Supplied material:
##########

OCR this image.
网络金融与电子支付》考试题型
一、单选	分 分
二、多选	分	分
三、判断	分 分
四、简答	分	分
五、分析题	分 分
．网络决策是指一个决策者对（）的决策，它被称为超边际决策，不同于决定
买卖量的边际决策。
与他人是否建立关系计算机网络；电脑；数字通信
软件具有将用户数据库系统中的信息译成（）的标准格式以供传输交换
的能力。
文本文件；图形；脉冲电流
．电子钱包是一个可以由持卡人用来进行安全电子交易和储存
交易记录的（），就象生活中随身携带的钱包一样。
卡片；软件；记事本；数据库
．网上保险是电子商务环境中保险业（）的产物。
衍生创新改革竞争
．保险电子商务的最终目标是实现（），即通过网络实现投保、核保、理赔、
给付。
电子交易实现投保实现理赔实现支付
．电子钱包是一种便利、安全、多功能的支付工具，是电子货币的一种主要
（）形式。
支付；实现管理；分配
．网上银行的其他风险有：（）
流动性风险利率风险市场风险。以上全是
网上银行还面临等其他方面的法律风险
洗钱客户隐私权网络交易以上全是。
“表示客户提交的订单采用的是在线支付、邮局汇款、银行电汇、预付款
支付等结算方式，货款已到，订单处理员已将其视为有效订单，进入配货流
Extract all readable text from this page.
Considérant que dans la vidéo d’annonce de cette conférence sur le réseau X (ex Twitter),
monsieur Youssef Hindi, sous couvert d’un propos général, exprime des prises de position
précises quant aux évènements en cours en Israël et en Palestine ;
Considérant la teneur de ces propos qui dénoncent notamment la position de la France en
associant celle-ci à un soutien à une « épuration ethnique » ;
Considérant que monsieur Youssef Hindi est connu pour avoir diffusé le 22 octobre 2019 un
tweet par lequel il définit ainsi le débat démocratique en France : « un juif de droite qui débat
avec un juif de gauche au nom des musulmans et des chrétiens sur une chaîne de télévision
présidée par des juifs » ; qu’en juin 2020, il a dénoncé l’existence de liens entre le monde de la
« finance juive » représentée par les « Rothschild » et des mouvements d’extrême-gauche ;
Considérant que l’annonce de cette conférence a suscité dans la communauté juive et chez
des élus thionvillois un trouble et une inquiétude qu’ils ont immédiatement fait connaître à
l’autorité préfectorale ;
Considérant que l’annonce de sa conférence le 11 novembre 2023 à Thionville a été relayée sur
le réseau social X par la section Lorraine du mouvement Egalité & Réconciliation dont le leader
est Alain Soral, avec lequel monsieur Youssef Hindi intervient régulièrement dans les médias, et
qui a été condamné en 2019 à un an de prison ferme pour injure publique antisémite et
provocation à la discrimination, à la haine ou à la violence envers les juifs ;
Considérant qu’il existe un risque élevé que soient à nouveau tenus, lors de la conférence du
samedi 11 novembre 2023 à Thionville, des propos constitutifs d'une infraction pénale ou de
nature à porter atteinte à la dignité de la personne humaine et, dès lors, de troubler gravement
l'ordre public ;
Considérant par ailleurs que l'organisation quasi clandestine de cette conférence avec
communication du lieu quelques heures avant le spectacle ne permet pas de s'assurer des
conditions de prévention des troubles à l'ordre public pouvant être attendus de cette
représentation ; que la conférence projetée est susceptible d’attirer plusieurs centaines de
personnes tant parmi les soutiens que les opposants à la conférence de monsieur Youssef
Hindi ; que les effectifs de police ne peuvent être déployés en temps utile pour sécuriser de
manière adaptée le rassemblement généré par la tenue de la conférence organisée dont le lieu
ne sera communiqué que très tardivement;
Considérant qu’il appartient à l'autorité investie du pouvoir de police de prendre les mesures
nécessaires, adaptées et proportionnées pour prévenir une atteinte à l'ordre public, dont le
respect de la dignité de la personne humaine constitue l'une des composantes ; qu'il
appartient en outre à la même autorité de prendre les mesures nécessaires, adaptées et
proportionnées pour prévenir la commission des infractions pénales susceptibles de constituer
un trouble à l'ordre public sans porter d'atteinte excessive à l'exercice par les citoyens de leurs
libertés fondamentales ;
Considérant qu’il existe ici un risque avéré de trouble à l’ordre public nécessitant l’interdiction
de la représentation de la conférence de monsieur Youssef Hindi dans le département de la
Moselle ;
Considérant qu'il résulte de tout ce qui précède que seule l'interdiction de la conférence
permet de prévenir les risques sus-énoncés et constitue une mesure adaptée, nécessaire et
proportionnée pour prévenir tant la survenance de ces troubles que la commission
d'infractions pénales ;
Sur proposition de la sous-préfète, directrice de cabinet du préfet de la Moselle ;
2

##########

Task objective:
Every entry must be quoted exactly as it appears above.

Solution for this task:
OCR this image.
网络金融与电子支付》考试题型
一、单选	分 分
二、多选	分	分
三、判断	分 分
四、简答	分	分
五、分析题	分 分
．网络决策是指一个决策者对（）的决策，它被称为超边际决策，不同于决定
买卖量的边际决策。
与他人是否建立关系计算机网络；电脑；数字通信
软件具有将用户数据库系统中的信息译成（）的标准格式以供传输交换
的能力。
文本文件；图形；脉冲电流
．电子钱包是一个可以由持卡人用来进行安全电子交易和储存
交易记录的（），就象生活中随身携带的钱包一样。
卡片；软件；记事本；数据库
．网上保险是电子商务环境中保险业（）的产物。
衍生创新改革竞争
．保险电子商务的最终目标是实现（），即通过网络实现投保、核保、理赔、
给付。
电子交易实现投保实现理赔实现支付
．电子钱包是一种便利、安全、多功能的支付工具，是电子货币的一种主要
（）形式。
支付；实现管理；分配
．网上银行的其他风险有：（）
流动性风险利率风险市场风险。以上全是
网上银行还面临等其他方面的法律风险
洗钱客户隐私权网络交易以上全是。
“表示客户提交的订单采用的是在线支付、邮局汇款、银行电汇、预付款
支付等结算方式，货款已到，订单处理员已将其视为有效订单，进入配货流
Extract all readable text from this page.
Considérant que dans la vidéo d’annonce de cette conférence sur le réseau X (ex Twitter),
monsieur Youssef Hindi, sous couvert d’un propos général, exprime des prises de position
précises quant aux évènements en cours en Israël et en Palestine ;
Considérant la teneur de ces propos qui dénoncent notamment la position de la France en
associant celle-ci à un soutien à une « épuration ethnique » ;
Considérant que monsieur Youssef Hindi est connu pour avoir diffusé le 22 octobre 2019 un
tweet par lequel il définit ainsi le débat démocratique en France : « un juif de droite qui débat
avec un juif de gauche au nom des musulmans et des chrétiens sur une chaîne de télévision
présidée par des juifs » ; qu’en juin 2020, il a dénoncé l’existence de liens entre le monde de la
« finance juive » représentée par les « Rothschild » et des mouvements d’extrême-gauche ;
Considérant que l’annonce de cette conférence a suscité dans la communauté juive et chez
des élus thionvillois un trouble et une inquiétude qu’ils ont immédiatement fait connaître à
l’autorité préfectorale ;
Considérant que l’annonce de sa conférence le 11 novembre 2023 à Thionville a été relayée sur
le réseau social X par la section Lorraine du mouvement Egalité & Réconciliation dont le leader
est Alain Soral, avec lequel monsieur Youssef Hindi intervient régulièrement dans les médias, et
qui a été condamné en 2019 à un an de prison ferme pour injure publique antisémite et
provocation à la discrimination, à la haine ou à la violence envers les juifs ;
Considérant qu’il existe un risque élevé que soient à nouveau tenus, lors de la conférence du
samedi 11 novembre 2023 à Thionville, des propos constitutifs d'une infraction pénale ou de
nature à porter atteinte à la dignité de la personne humaine et, dès lors, de troubler gravement
l'ordre public ;
Considérant par ailleurs que l'organisation quasi clandestine de cette conférence avec
communication du lieu quelques heures avant le spectacle ne permet pas de s'assurer des
conditions de prévention des troubles à l'ordre public pouvant être attendus de cette
représentation ; que la conférence projetée est susceptible d’attirer plusieurs centaines de
personnes tant parmi les soutiens que les opposants à la conférence de monsieur Youssef
Hindi ; que les effectifs de police ne peuvent être déployés en temps utile pour sécuriser de
manière adaptée le rassemblement généré par la tenue de la conférence organisée dont le lieu
ne sera communiqué que très tardivement;
Considérant qu’il appartient à l'autorité investie du pouvoir de police de prendre les mesures
nécessaires, adaptées et proportionnées pour prévenir une atteinte à l'ordre public, dont le
respect de la dignité de la personne humaine constitue l'une des composantes ; qu'il
appartient en outre à la même autorité de prendre les mesures nécessaires, adaptées et
proportionnées pour prévenir la commission des infractions pénales susceptibles de constituer
un trouble à l'ordre public sans porter d'atteinte excessive à l'exercice par les citoyens de leurs
libertés fondamentales ;
Considérant qu’il existe ici un risque avéré de trouble à l’ordre public nécessitant l’interdiction
de la représentation de la conférence de monsieur Youssef Hindi dans le département de la
Moselle ;
Considérant qu'il résulte de tout ce qui précède que seule l'interdiction de la conférence
permet de prévenir les risques sus-énoncés et constitue une mesure adaptée, nécessaire et
proportionnée pour prévenir tant la survenance de ces troubles que la commission
d'infractions pénales ;
Sur proposition de la sous-préfète, directrice de cabinet du préfet de la Moselle ;
2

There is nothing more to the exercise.